--- begin ---

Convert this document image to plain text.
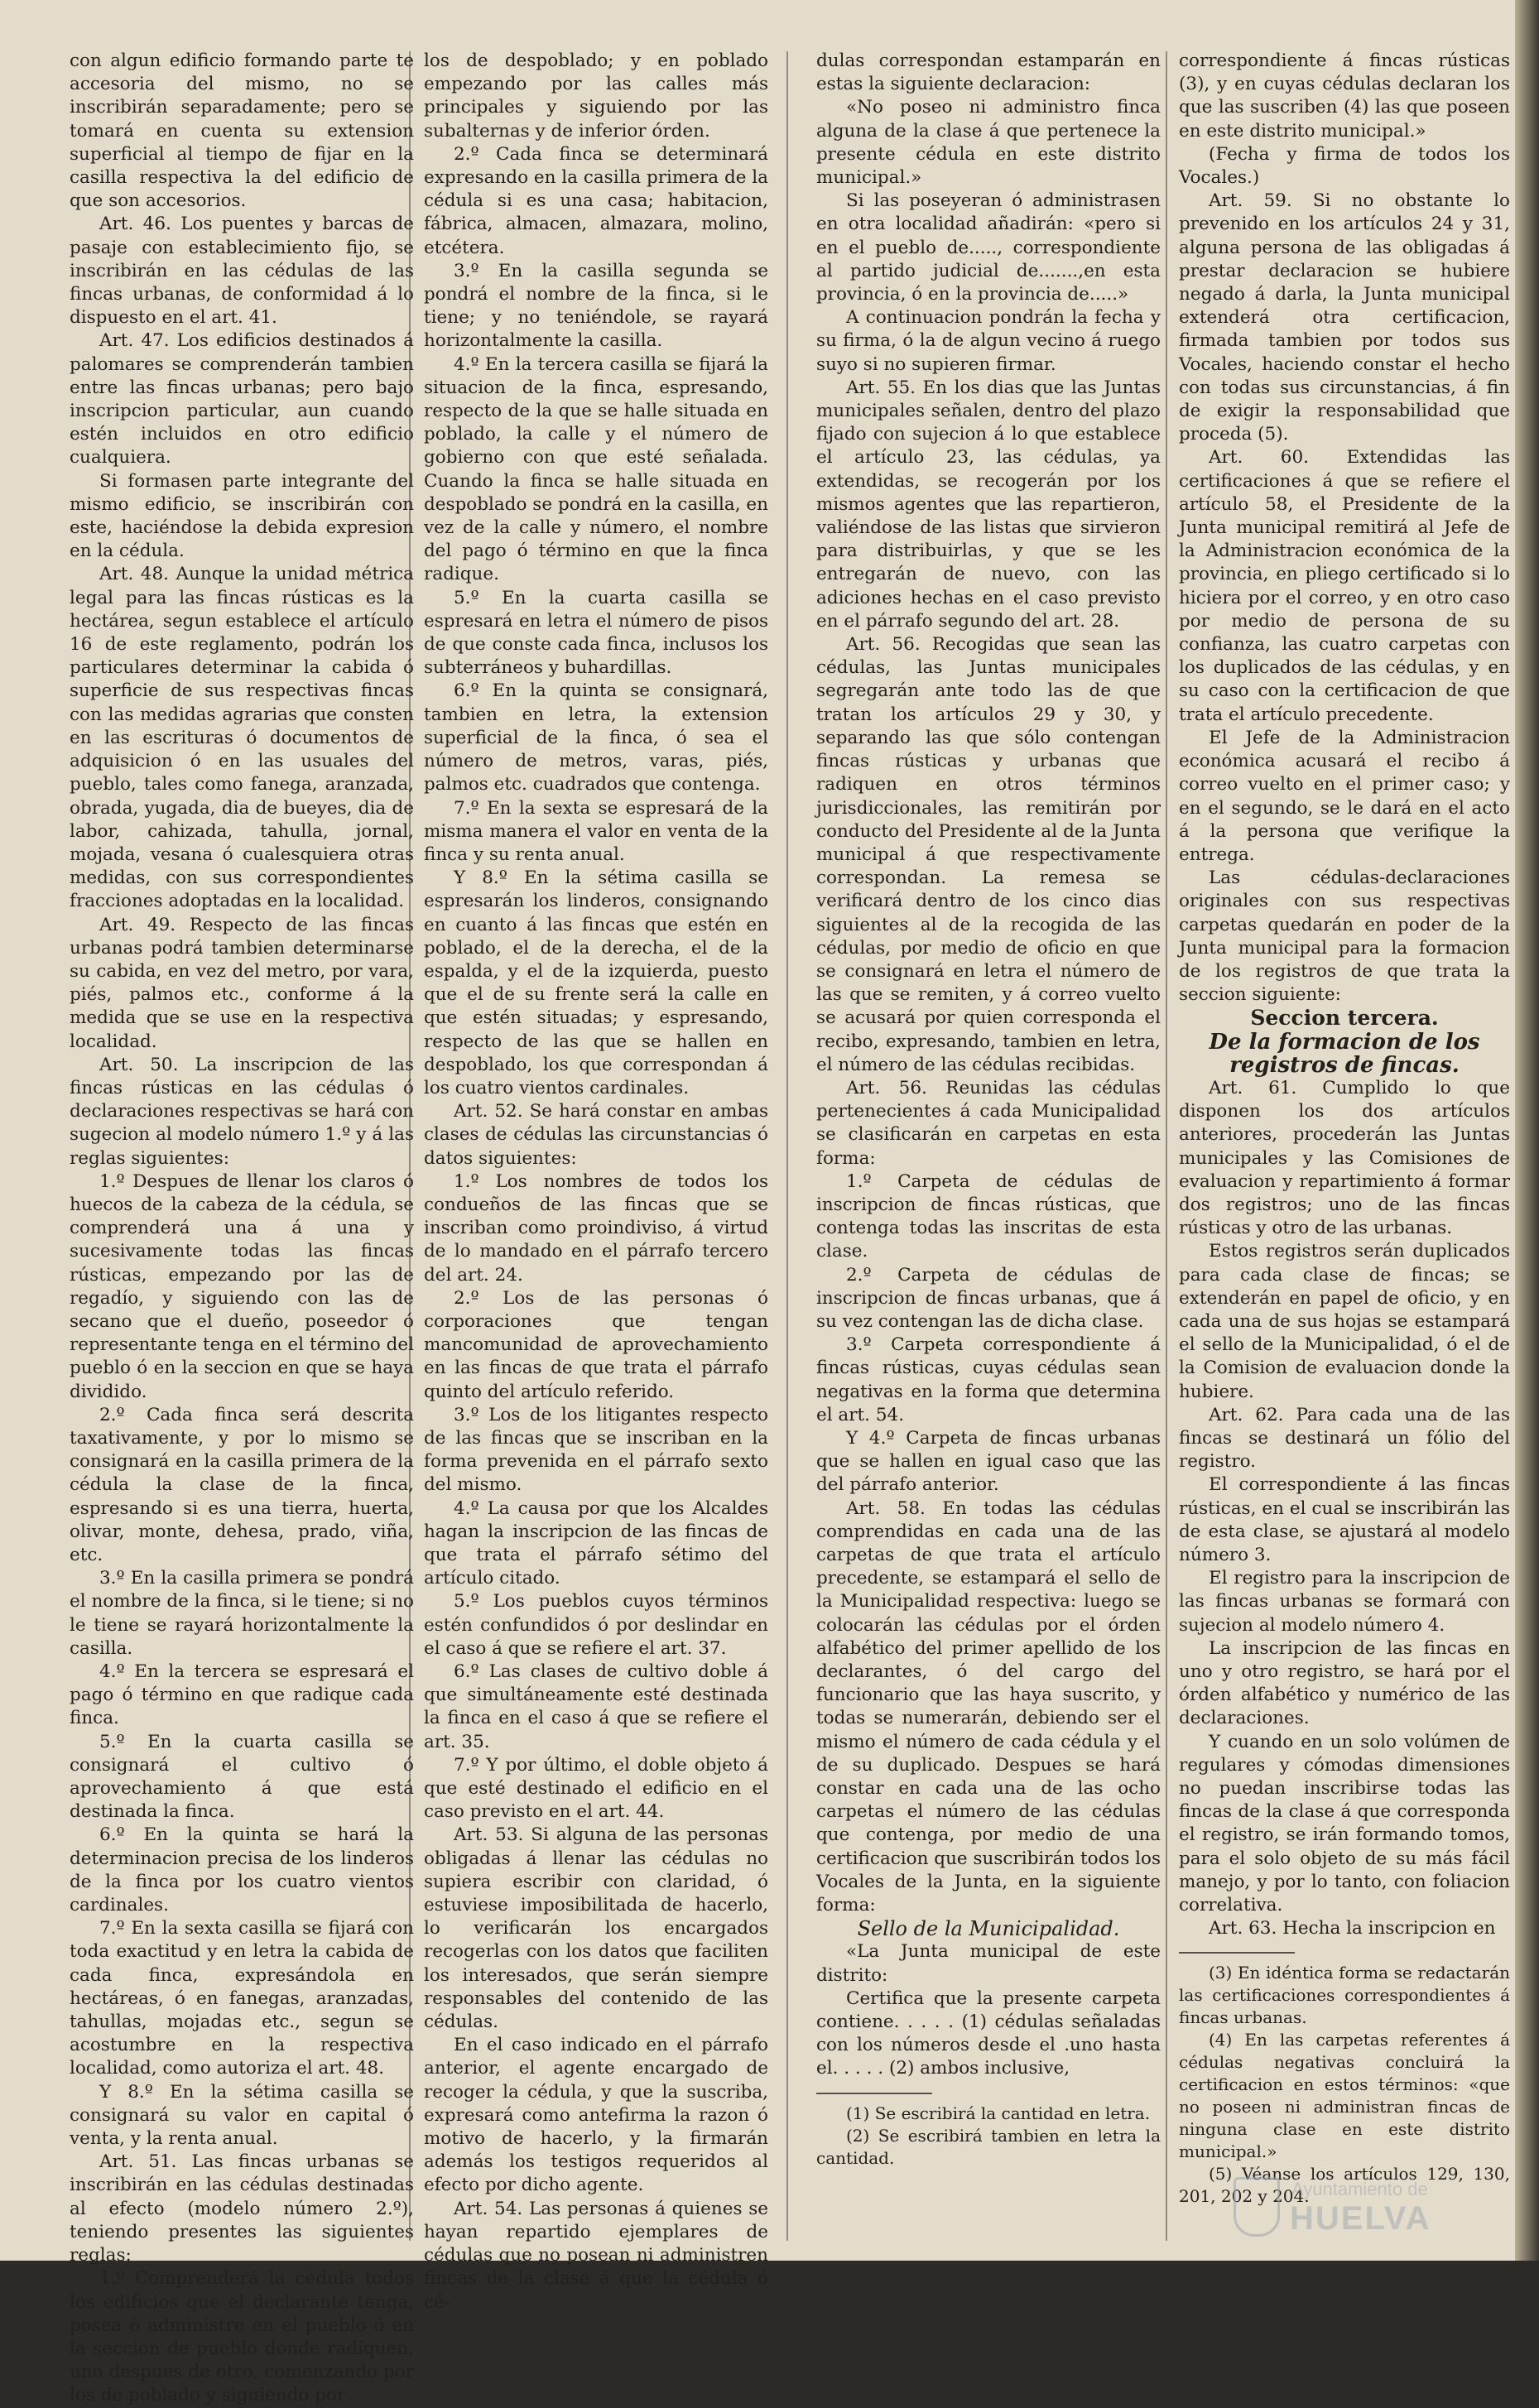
con algun edificio formando parte te accesoria del mismo, no se inscribirán separadamente; pero se tomará en cuenta su extension superficial al tiempo de fijar en la casilla respectiva la del edificio de que son accesorios.

Art. 46. Los puentes y barcas de pasaje con establecimiento fijo, se inscribirán en las cédulas de las fincas urbanas, de conformidad á lo dispuesto en el art. 41.

Art. 47. Los edificios destinados á palomares se comprenderán tambien entre las fincas urbanas; pero bajo inscripcion particular, aun cuando estén incluidos en otro edificio cualquiera.

Si formasen parte integrante del mismo edificio, se inscribirán con este, haciéndose la debida expresion en la cédula.

Art. 48. Aunque la unidad métrica legal para las fincas rústicas es la hectárea, segun establece el artículo 16 de este reglamento, podrán los particulares determinar la cabida ó superficie de sus respectivas fincas con las medidas agrarias que consten en las escrituras ó documentos de adquisicion ó en las usuales del pueblo, tales como fanega, aranzada, obrada, yugada, dia de bueyes, dia de labor, cahizada, tahulla, jornal, mojada, vesana ó cualesquiera otras medidas, con sus correspondientes fracciones adoptadas en la localidad.

Art. 49. Respecto de las fincas urbanas podrá tambien determinarse su cabida, en vez del metro, por vara, piés, palmos etc., conforme á la medida que se use en la respectiva localidad.

Art. 50. La inscripcion de las fincas rústicas en las cédulas ó declaraciones respectivas se hará con sugecion al modelo número 1.º y á las reglas siguientes:

1.º Despues de llenar los claros ó huecos de la cabeza de la cédula, se comprenderá una á una y sucesivamente todas las fincas rústicas, empezando por las de regadío, y siguiendo con las de secano que el dueño, poseedor ó representante tenga en el término del pueblo ó en la seccion en que se haya dividido.

2.º Cada finca será descrita taxativamente, y por lo mismo se consignará en la casilla primera de la cédula la clase de la finca, espresando si es una tierra, huerta, olivar, monte, dehesa, prado, viña, etc.

3.º En la casilla primera se pondrá el nombre de la finca, si le tiene; si no le tiene se rayará horizontalmente la casilla.

4.º En la tercera se espresará el pago ó término en que radique cada finca.

5.º En la cuarta casilla se consignará el cultivo ó aprovechamiento á que está destinada la finca.

6.º En la quinta se hará la determinacion precisa de los linderos de la finca por los cuatro vientos cardinales.

7.º En la sexta casilla se fijará con toda exactitud y en letra la cabida de cada finca, expresándola en hectáreas, ó en fanegas, aranzadas, tahullas, mojadas etc., segun se acostumbre en la respectiva localidad, como autoriza el art. 48.

Y 8.º En la sétima casilla se consignará su valor en capital ó venta, y la renta anual.

Art. 51. Las fincas urbanas se inscribirán en las cédulas destinadas al efecto (modelo número 2.º), teniendo presentes las siguientes reglas:

1.º Comprenderá la cédula todos los edificios que el declarante tenga, posea ó administre en el pueblo ó en la seccion de pueblo donde radiquen, uno despues de otro, comenzando por los de poblado y siguiendo por

los de despoblado; y en poblado empezando por las calles más principales y siguiendo por las subalternas y de inferior órden.

2.º Cada finca se determinará expresando en la casilla primera de la cédula si es una casa; habitacion, fábrica, almacen, almazara, molino, etcétera.

3.º En la casilla segunda se pondrá el nombre de la finca, si le tiene; y no teniéndole, se rayará horizontalmente la casilla.

4.º En la tercera casilla se fijará la situacion de la finca, espresando, respecto de la que se halle situada en poblado, la calle y el número de gobierno con que esté señalada. Cuando la finca se halle situada en despoblado se pondrá en la casilla, en vez de la calle y número, el nombre del pago ó término en que la finca radique.

5.º En la cuarta casilla se espresará en letra el número de pisos de que conste cada finca, inclusos los subterráneos y buhardillas.

6.º En la quinta se consignará, tambien en letra, la extension superficial de la finca, ó sea el número de metros, varas, piés, palmos etc. cuadrados que contenga.

7.º En la sexta se espresará de la misma manera el valor en venta de la finca y su renta anual.

Y 8.º En la sétima casilla se espresarán los linderos, consignando en cuanto á las fincas que estén en poblado, el de la derecha, el de la espalda, y el de la izquierda, puesto que el de su frente será la calle en que estén situadas; y espresando, respecto de las que se hallen en despoblado, los que correspondan á los cuatro vientos cardinales.

Art. 52. Se hará constar en ambas clases de cédulas las circunstancias ó datos siguientes:

1.º Los nombres de todos los condueños de las fincas que se inscriban como proindiviso, á virtud de lo mandado en el párrafo tercero del art. 24.

2.º Los de las personas ó corporaciones que tengan mancomunidad de aprovechamiento en las fincas de que trata el párrafo quinto del artículo referido.

3.º Los de los litigantes respecto de las fincas que se inscriban en la forma prevenida en el párrafo sexto del mismo.

4.º La causa por que los Alcaldes hagan la inscripcion de las fincas de que trata el párrafo sétimo del artículo citado.

5.º Los pueblos cuyos términos estén confundidos ó por deslindar en el caso á que se refiere el art. 37.

6.º Las clases de cultivo doble á que simultáneamente esté destinada la finca en el caso á que se refiere el art. 35.

7.º Y por último, el doble objeto á que esté destinado el edificio en el caso previsto en el art. 44.

Art. 53. Si alguna de las personas obligadas á llenar las cédulas no supiera escribir con claridad, ó estuviese imposibilitada de hacerlo, lo verificarán los encargados recogerlas con los datos que faciliten los interesados, que serán siempre responsables del contenido de las cédulas.

En el caso indicado en el párrafo anterior, el agente encargado de recoger la cédula, y que la suscriba, expresará como antefirma la razon ó motivo de hacerlo, y la firmarán además los testigos requeridos al efecto por dicho agente.

Art. 54. Las personas á quienes se hayan repartido ejemplares de cédulas que no posean ni administren fincas de la clase á que la cédula ó cé-

dulas correspondan estamparán en estas la siguiente declaracion:

«No poseo ni administro finca alguna de la clase á que pertenece la presente cédula en este distrito municipal.»

Si las poseyeran ó administrasen en otra localidad añadirán: «pero si en el pueblo de....., correspondiente al partido judicial de.......,en esta provincia, ó en la provincia de.....»

A continuacion pondrán la fecha y su firma, ó la de algun vecino á ruego suyo si no supieren firmar.

Art. 55. En los dias que las Juntas municipales señalen, dentro del plazo fijado con sujecion á lo que establece el artículo 23, las cédulas, ya extendidas, se recogerán por los mismos agentes que las repartieron, valiéndose de las listas que sirvieron para distribuirlas, y que se les entregarán de nuevo, con las adiciones hechas en el caso previsto en el párrafo segundo del art. 28.

Art. 56. Recogidas que sean las cédulas, las Juntas municipales segregarán ante todo las de que tratan los artículos 29 y 30, y separando las que sólo contengan fincas rústicas y urbanas que radiquen en otros términos jurisdiccionales, las remitirán por conducto del Presidente al de la Junta municipal á que respectivamente correspondan. La remesa se verificará dentro de los cinco dias siguientes al de la recogida de las cédulas, por medio de oficio en que se consignará en letra el número de las que se remiten, y á correo vuelto se acusará por quien corresponda el recibo, expresando, tambien en letra, el número de las cédulas recibidas.

Art. 56. Reunidas las cédulas pertenecientes á cada Municipalidad se clasificarán en carpetas en esta forma:

1.º Carpeta de cédulas de inscripcion de fincas rústicas, que contenga todas las inscritas de esta clase.

2.º Carpeta de cédulas de inscripcion de fincas urbanas, que á su vez contengan las de dicha clase.

3.º Carpeta correspondiente á fincas rústicas, cuyas cédulas sean negativas en la forma que determina el art. 54.

Y 4.º Carpeta de fincas urbanas que se hallen en igual caso que las del párrafo anterior.

Art. 58. En todas las cédulas comprendidas en cada una de las carpetas de que trata el artículo precedente, se estampará el sello de la Municipalidad respectiva: luego se colocarán las cédulas por el órden alfabético del primer apellido de los declarantes, ó del cargo del funcionario que las haya suscrito, y todas se numerarán, debiendo ser el mismo el número de cada cédula y el de su duplicado. Despues se hará constar en cada una de las ocho carpetas el número de las cédulas que contenga, por medio de una certificacion que suscribirán todos los Vocales de la Junta, en la siguiente forma:

Sello de la Municipalidad.

«La Junta municipal de este distrito:

Certifica que la presente carpeta contiene. . . . . (1) cédulas señaladas con los números desde el .uno hasta el. . . . . (2) ambos inclusive,

(1) Se escribirá la cantidad en letra.

(2) Se escribirá tambien en letra la cantidad.

correspondiente á fincas rústicas (3), y en cuyas cédulas declaran los que las suscriben (4) las que poseen en este distrito municipal.»

(Fecha y firma de todos los Vocales.)

Art. 59. Si no obstante lo prevenido en los artículos 24 y 31, alguna persona de las obligadas á prestar declaracion se hubiere negado á darla, la Junta municipal extenderá otra certificacion, firmada tambien por todos sus Vocales, haciendo constar el hecho con todas sus circunstancias, á fin de exigir la responsabilidad que proceda (5).

Art. 60. Extendidas las certificaciones á que se refiere el artículo 58, el Presidente de la Junta municipal remitirá al Jefe de la Administracion económica de la provincia, en pliego certificado si lo hiciera por el correo, y en otro caso por medio de persona de su confianza, las cuatro carpetas con los duplicados de las cédulas, y en su caso con la certificacion de que trata el artículo precedente.

El Jefe de la Administracion económica acusará el recibo á correo vuelto en el primer caso; y en el segundo, se le dará en el acto á la persona que verifique la entrega.

Las cédulas-declaraciones originales con sus respectivas carpetas quedarán en poder de la Junta municipal para la formacion de los registros de que trata la seccion siguiente:

Seccion tercera.

De la formacion de los registros de fincas.

Art. 61. Cumplido lo que disponen los dos artículos anteriores, procederán las Juntas municipales y las Comisiones de evaluacion y repartimiento á formar dos registros; uno de las fincas rústicas y otro de las urbanas.

Estos registros serán duplicados para cada clase de fincas; se extenderán en papel de oficio, y en cada una de sus hojas se estampará el sello de la Municipalidad, ó el de la Comision de evaluacion donde la hubiere.

Art. 62. Para cada una de las fincas se destinará un fólio del registro.

El correspondiente á las fincas rústicas, en el cual se inscribirán las de esta clase, se ajustará al modelo número 3.

El registro para la inscripcion de las fincas urbanas se formará con sujecion al modelo número 4.

La inscripcion de las fincas en uno y otro registro, se hará por el órden alfabético y numérico de las declaraciones.

Y cuando en un solo volúmen de regulares y cómodas dimensiones no puedan inscribirse todas las fincas de la clase á que corresponda el registro, se irán formando tomos, para el solo objeto de su más fácil manejo, y por lo tanto, con foliacion correlativa.

Art. 63. Hecha la inscripcion en

(3) En idéntica forma se redactarán las certificaciones correspondientes á fincas urbanas.

(4) En las carpetas referentes á cédulas negativas concluirá la certificacion en estos términos: «que no poseen ni administran fincas de ninguna clase en este distrito municipal.»

(5) Véanse los artículos 129, 130, 201, 202 y 204.

Ayuntamiento de
HUELVA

--- end ---

WORK INSTRUCTIONS:
Identify the lines that hold the word "todas". Copy every one of them.

WRITTEN ANSWER:
1.º Despues de llenar los claros ó huecos de la cabeza de la cédula, se comprenderá una á una y sucesivamente todas las fincas rústicas, empezando por las de regadío, y siguiendo con las de secano que el dueño, poseedor ó representante tenga en el término del pueblo ó en la seccion en que se haya dividido.
1.º Carpeta de cédulas de inscripcion de fincas rústicas, que contenga todas las inscritas de esta clase.
Art. 58. En todas las cédulas comprendidas en cada una de las carpetas de que trata el artículo precedente, se estampará el sello de la Municipalidad respectiva: luego se colocarán las cédulas por el órden alfabético del primer apellido de los declarantes, ó del cargo del funcionario que las haya suscrito, y todas se numerarán, debiendo ser el mismo el número de cada cédula y el de su duplicado. Despues se hará constar en cada una de las ocho carpetas el número de las cédulas que contenga, por medio de una certificacion que suscribirán todos los Vocales de la Junta, en la siguiente forma:
Art. 59. Si no obstante lo prevenido en los artículos 24 y 31, alguna persona de las obligadas á prestar declaracion se hubiere negado á darla, la Junta municipal extenderá otra certificacion, firmada tambien por todos sus Vocales, haciendo constar el hecho con todas sus circunstancias, á fin de exigir la responsabilidad que proceda (5).
Y cuando en un solo volúmen de regulares y cómodas dimensiones no puedan inscribirse todas las fincas de la clase á que corresponda el registro, se irán formando tomos, para el solo objeto de su más fácil manejo, y por lo tanto, con foliacion correlativa.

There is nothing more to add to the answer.